Data records

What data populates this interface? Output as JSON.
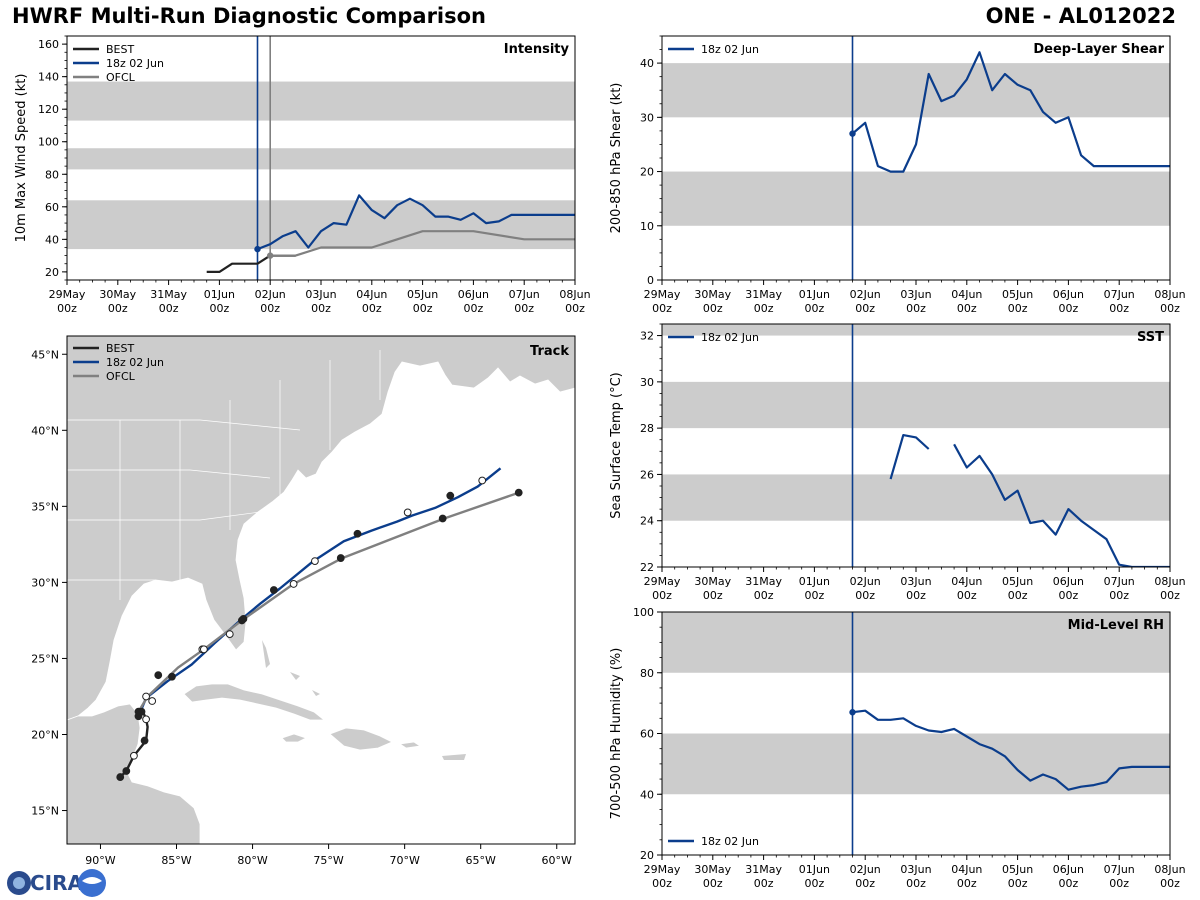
{
  "header": {
    "title": "HWRF Multi-Run Diagnostic Comparison",
    "storm": "ONE - AL012022"
  },
  "logo": {
    "text": "CIRA"
  },
  "colors": {
    "best": "#222222",
    "hwrf": "#0b3d8c",
    "ofcl": "#808080",
    "band": "#cccccc",
    "land": "#cccccc"
  },
  "time_axis": {
    "labels": [
      "29May",
      "30May",
      "31May",
      "01Jun",
      "02Jun",
      "03Jun",
      "04Jun",
      "05Jun",
      "06Jun",
      "07Jun",
      "08Jun"
    ],
    "sublabel": "00z",
    "init_hour": 90
  },
  "chart_data": [
    {
      "id": "intensity",
      "type": "line",
      "title": "Intensity",
      "ylabel": "10m Max Wind Speed (kt)",
      "ylim": [
        15,
        165
      ],
      "yticks": [
        20,
        40,
        60,
        80,
        100,
        120,
        140,
        160
      ],
      "bands": [
        [
          34,
          64
        ],
        [
          83,
          96
        ],
        [
          113,
          137
        ]
      ],
      "ofcl_init_hour": 96,
      "legend": [
        "BEST",
        "18z 02 Jun",
        "OFCL"
      ],
      "series": [
        {
          "name": "BEST",
          "key": "best",
          "x": [
            66,
            72,
            78,
            84,
            90,
            96,
            102,
            108
          ],
          "y": [
            20,
            20,
            25,
            25,
            25,
            30,
            30,
            30
          ]
        },
        {
          "name": "18z 02 Jun",
          "key": "hwrf",
          "x": [
            90,
            96,
            102,
            108,
            114,
            120,
            126,
            132,
            138,
            144,
            150,
            156,
            162,
            168,
            174,
            180,
            186,
            192,
            198,
            204,
            210,
            216,
            222,
            228,
            234,
            240
          ],
          "y": [
            34,
            37,
            42,
            45,
            35,
            45,
            50,
            49,
            67,
            58,
            53,
            61,
            65,
            61,
            54,
            54,
            52,
            56,
            50,
            51,
            55,
            55,
            55,
            55,
            55,
            55
          ]
        },
        {
          "name": "OFCL",
          "key": "ofcl",
          "x": [
            96,
            108,
            120,
            144,
            168,
            192,
            216,
            240
          ],
          "y": [
            30,
            30,
            35,
            35,
            45,
            45,
            40,
            40
          ]
        }
      ]
    },
    {
      "id": "shear",
      "type": "line",
      "title": "Deep-Layer Shear",
      "ylabel": "200-850 hPa Shear (kt)",
      "ylim": [
        0,
        45
      ],
      "yticks": [
        0,
        10,
        20,
        30,
        40
      ],
      "bands": [
        [
          10,
          20
        ],
        [
          30,
          40
        ]
      ],
      "legend": [
        "18z 02 Jun"
      ],
      "series": [
        {
          "name": "18z 02 Jun",
          "key": "hwrf",
          "x": [
            90,
            96,
            102,
            108,
            114,
            120,
            126,
            132,
            138,
            144,
            150,
            156,
            162,
            168,
            174,
            180,
            186,
            192,
            198,
            204,
            210,
            216,
            222,
            228,
            234,
            240
          ],
          "y": [
            27,
            29,
            21,
            20,
            20,
            25,
            38,
            33,
            34,
            37,
            42,
            35,
            38,
            36,
            35,
            31,
            29,
            30,
            23,
            21,
            21,
            21,
            21,
            21,
            21,
            21
          ]
        }
      ]
    },
    {
      "id": "sst",
      "type": "line",
      "title": "SST",
      "ylabel": "Sea Surface Temp (°C)",
      "ylim": [
        22,
        32.5
      ],
      "yticks": [
        22,
        24,
        26,
        28,
        30,
        32
      ],
      "bands": [
        [
          24,
          26
        ],
        [
          28,
          30
        ],
        [
          32,
          32.5
        ]
      ],
      "legend": [
        "18z 02 Jun"
      ],
      "series": [
        {
          "name": "18z 02 Jun",
          "key": "hwrf",
          "segments": [
            {
              "x": [
                108,
                114,
                120,
                126
              ],
              "y": [
                25.8,
                27.7,
                27.6,
                27.1
              ]
            },
            {
              "x": [
                138,
                144,
                150,
                156,
                162,
                168,
                174,
                180,
                186,
                192,
                198,
                204,
                210,
                216,
                222,
                228,
                234,
                240
              ],
              "y": [
                27.3,
                26.3,
                26.8,
                26.0,
                24.9,
                25.3,
                23.9,
                24.0,
                23.4,
                24.5,
                24.0,
                23.6,
                23.2,
                22.1,
                22.0,
                22.0,
                22.0,
                22.0
              ]
            }
          ]
        }
      ]
    },
    {
      "id": "rh",
      "type": "line",
      "title": "Mid-Level RH",
      "ylabel": "700-500 hPa Humidity (%)",
      "ylim": [
        20,
        100
      ],
      "yticks": [
        20,
        40,
        60,
        80,
        100
      ],
      "bands": [
        [
          40,
          60
        ],
        [
          80,
          100
        ]
      ],
      "legend": [
        "18z 02 Jun"
      ],
      "series": [
        {
          "name": "18z 02 Jun",
          "key": "hwrf",
          "x": [
            90,
            96,
            102,
            108,
            114,
            120,
            126,
            132,
            138,
            144,
            150,
            156,
            162,
            168,
            174,
            180,
            186,
            192,
            198,
            204,
            210,
            216,
            222,
            228,
            234,
            240
          ],
          "y": [
            67,
            67.5,
            64.5,
            64.5,
            65,
            62.5,
            61,
            60.5,
            61.5,
            59,
            56.5,
            55,
            52.5,
            48,
            44.5,
            46.5,
            45,
            41.5,
            42.5,
            43,
            44,
            48.5,
            49,
            49,
            49,
            49
          ]
        }
      ]
    },
    {
      "id": "track",
      "type": "scatter",
      "title": "Track",
      "xlim": [
        -92.2,
        -58.8
      ],
      "ylim": [
        12.8,
        46.2
      ],
      "xticks": [
        -90,
        -85,
        -80,
        -75,
        -70,
        -65,
        -60
      ],
      "xtick_labels": [
        "90°W",
        "85°W",
        "80°W",
        "75°W",
        "70°W",
        "65°W",
        "60°W"
      ],
      "yticks": [
        15,
        20,
        25,
        30,
        35,
        40,
        45
      ],
      "ytick_labels": [
        "15°N",
        "20°N",
        "25°N",
        "30°N",
        "35°N",
        "40°N",
        "45°N"
      ],
      "legend": [
        "BEST",
        "18z 02 Jun",
        "OFCL"
      ],
      "series": [
        {
          "name": "BEST",
          "key": "best",
          "lon": [
            -88.7,
            -88.3,
            -87.8,
            -87.0,
            -86.9,
            -87.0,
            -87.2,
            -87.5
          ],
          "lat": [
            17.2,
            17.6,
            18.6,
            19.6,
            20.5,
            21.0,
            21.5,
            21.6
          ],
          "markers": [
            [
              -88.7,
              17.2,
              "filled"
            ],
            [
              -88.3,
              17.6,
              "filled"
            ],
            [
              -87.8,
              18.6,
              "open"
            ],
            [
              -87.1,
              19.6,
              "filled"
            ],
            [
              -87.0,
              21.0,
              "open"
            ],
            [
              -87.3,
              21.5,
              "filled"
            ]
          ]
        },
        {
          "name": "18z 02 Jun",
          "key": "hwrf",
          "lon": [
            -87.5,
            -87.0,
            -85.6,
            -84.0,
            -82.5,
            -80.7,
            -79.5,
            -78.2,
            -76.0,
            -74.0,
            -72.2,
            -70.5,
            -69.5,
            -68.0,
            -66.5,
            -65.2,
            -63.7
          ],
          "lat": [
            21.2,
            22.4,
            23.5,
            24.6,
            26.0,
            27.6,
            28.6,
            29.6,
            31.4,
            32.7,
            33.4,
            34.0,
            34.4,
            34.9,
            35.6,
            36.3,
            37.5
          ],
          "markers": [
            [
              -87.5,
              21.2,
              "filled"
            ],
            [
              -86.6,
              22.2,
              "open"
            ],
            [
              -85.3,
              23.8,
              "filled"
            ],
            [
              -83.3,
              25.6,
              "open"
            ],
            [
              -80.6,
              27.6,
              "filled"
            ],
            [
              -78.6,
              29.5,
              "filled"
            ],
            [
              -75.9,
              31.4,
              "open"
            ],
            [
              -73.1,
              33.2,
              "filled"
            ],
            [
              -69.8,
              34.6,
              "open"
            ],
            [
              -67.0,
              35.7,
              "filled"
            ],
            [
              -64.9,
              36.7,
              "open"
            ]
          ]
        },
        {
          "name": "OFCL",
          "key": "ofcl",
          "lon": [
            -87.5,
            -86.9,
            -84.9,
            -83.2,
            -80.7,
            -77.3,
            -74.1,
            -67.4,
            -62.5
          ],
          "lat": [
            21.5,
            22.5,
            24.4,
            25.6,
            27.5,
            29.9,
            31.6,
            34.2,
            35.9
          ],
          "markers": [
            [
              -87.5,
              21.5,
              "filled"
            ],
            [
              -87.0,
              22.5,
              "open"
            ],
            [
              -86.2,
              23.9,
              "filled"
            ],
            [
              -83.2,
              25.6,
              "open"
            ],
            [
              -81.5,
              26.6,
              "open"
            ],
            [
              -80.7,
              27.5,
              "filled"
            ],
            [
              -77.3,
              29.9,
              "open"
            ],
            [
              -74.2,
              31.6,
              "filled"
            ],
            [
              -67.5,
              34.2,
              "filled"
            ],
            [
              -62.5,
              35.9,
              "filled"
            ]
          ]
        }
      ]
    }
  ]
}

Task directions
Where a line holds "ylabel", copy it out.

Result
      "ylabel": "10m Max Wind Speed (kt)",
      "ylabel": "200-850 hPa Shear (kt)",
      "ylabel": "Sea Surface Temp (°C)",
      "ylabel": "700-500 hPa Humidity (%)",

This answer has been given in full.